* 課題 *
メルカリモバイルの記事のうち、「ギガが余るなら売る、足りなけ」から始まり「商機があると踏んだのだろう。」で終わる部分を、一字一句違えずに書き写してください。

「ギガの売買」はユーザーに刺さるのか メルカリモバイルが見込む「金脈」

1

2025年03月10日 13:51  ITmedia ビジネスオンライン

  • チェックする
  • つぶやく
  • 日記を書く

ITmedia ビジネスオンライン

メルカリモバイル発表会で、「ギガも、メルカリ」をアピールするメルカリ執行役員CEO Fintech兼新規事業責任者の長沢岳志氏。アプリ画面では残りギガ量の確認や売買ができる直感的なUIを採用

 「これからはギガもメルカリ」――。3月4日、メルカリがMVNO(仮想移動体通信事業者)に参入し、モバイルサービス「メルカリモバイル」の提供を開始した。ドコモ回線を利用したこのサービスが掲げる最大の特徴は、データ通信量(ギガ)を個人間で売買できる日本初の機能だ。


【画像を見る】メルカリモバイルの料金プラン。使用するギガごとに2つの料金が設定されている。「売買に有利」なのはどちらだろうか?


 ギガが余るなら売る、足りなければ買う。一見シンプルに見えるこの仕組みだが、仕組みをよくよく見てみると、思いの外複雑さが見えてくる。携帯料金の自由化と簡素化を目指すメルカリだが、このサービスは果たして狙い通りユーザーの心をつかめるのだろうか。


 メルカリがモバイル市場に参入した背景には、業界の構造変化がある。ドコモ、au、ソフトバンクの3大キャリアのシェアが徐々に縮小し、ahamoなどのサブブランドやMVNO事業者の存在感が増してきた。この流れはさらに加速するとメルカリは読む。


 メルカリモバイルが価格競争の主戦場に踏み込まない点は、業界動向からするとユニークだ。月額990円(2GB)、2390円(20GB)というプランは、競合他社より割高感がある。業界は全体として値下げと大容量化に動いており、大手MVNOのIIJmioでも、3月に5GBを990円から950円に、20GBを2000円のまま25GBへと実質値下げしたばかりだ。


 メルカリの視線の先にあるのは、価格よりも使い勝手を重視する「カジュアル層」である。メルカリの調査によれば、キャリア変更の経験がない、もしくは1回のみの消費者は全体の64.4%に上る。乗り換えないトップの理由が「手続きが面倒」というのだから、ここに商機があると踏んだのだろう。


 「申し込みから支払いまでメルカリで完結することで、これまでキャリアを変更したことがない方でも簡単に試せる」。同社執行役員CEO Fintech兼新規事業責任者の長沢岳志氏はこう語る。

* データ抜粋 *
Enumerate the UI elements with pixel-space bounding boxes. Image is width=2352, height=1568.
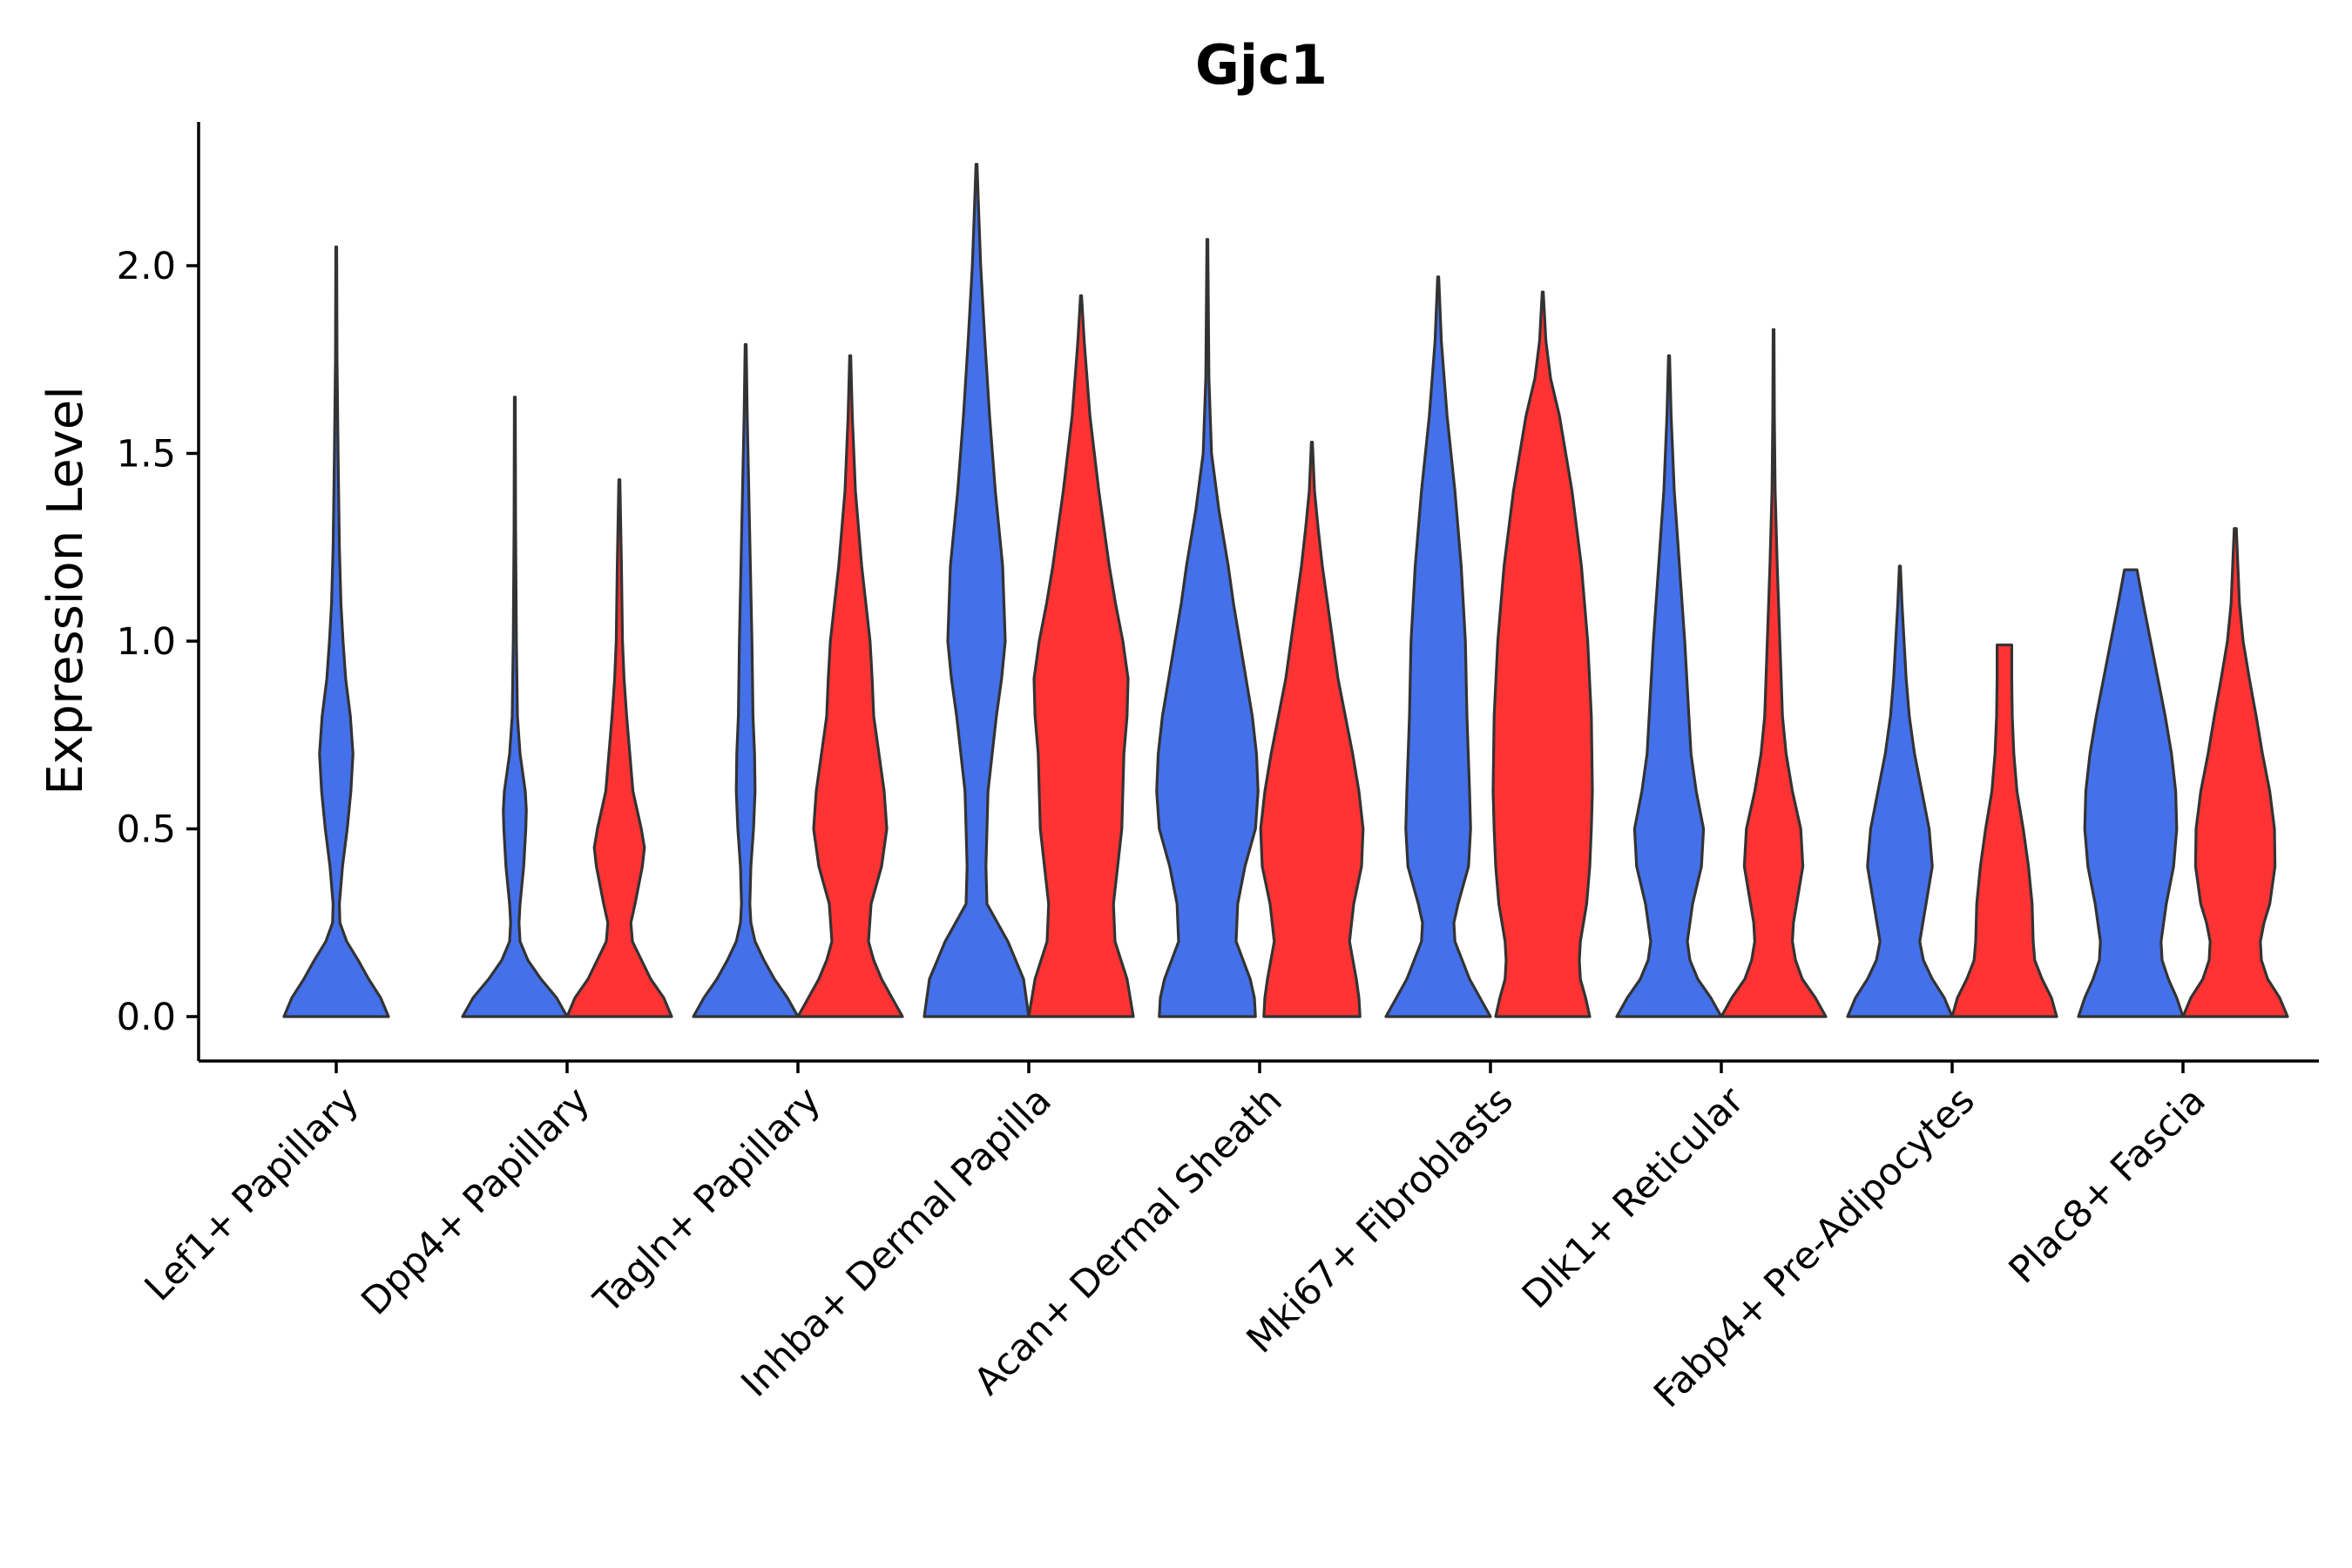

* 課題への回答 *
ギガが余るなら売る、足りなければ買う。一見シンプルに見えるこの仕組みだが、仕組みをよくよく見てみると、思いの外複雑さが見えてくる。携帯料金の自由化と簡素化を目指すメルカリだが、このサービスは果たして狙い通りユーザーの心をつかめるのだろうか。


 メルカリがモバイル市場に参入した背景には、業界の構造変化がある。ドコモ、au、ソフトバンクの3大キャリアのシェアが徐々に縮小し、ahamoなどのサブブランドやMVNO事業者の存在感が増してきた。この流れはさらに加速するとメルカリは読む。


 メルカリモバイルが価格競争の主戦場に踏み込まない点は、業界動向からするとユニークだ。月額990円(2GB)、2390円(20GB)というプランは、競合他社より割高感がある。業界は全体として値下げと大容量化に動いており、大手MVNOのIIJmioでも、3月に5GBを990円から950円に、20GBを2000円のまま25GBへと実質値下げしたばかりだ。


 メルカリの視線の先にあるのは、価格よりも使い勝手を重視する「カジュアル層」である。メルカリの調査によれば、キャリア変更の経験がない、もしくは1回のみの消費者は全体の64.4%に上る。乗り換えないトップの理由が「手続きが面倒」というのだから、ここに商機があると踏んだのだろう。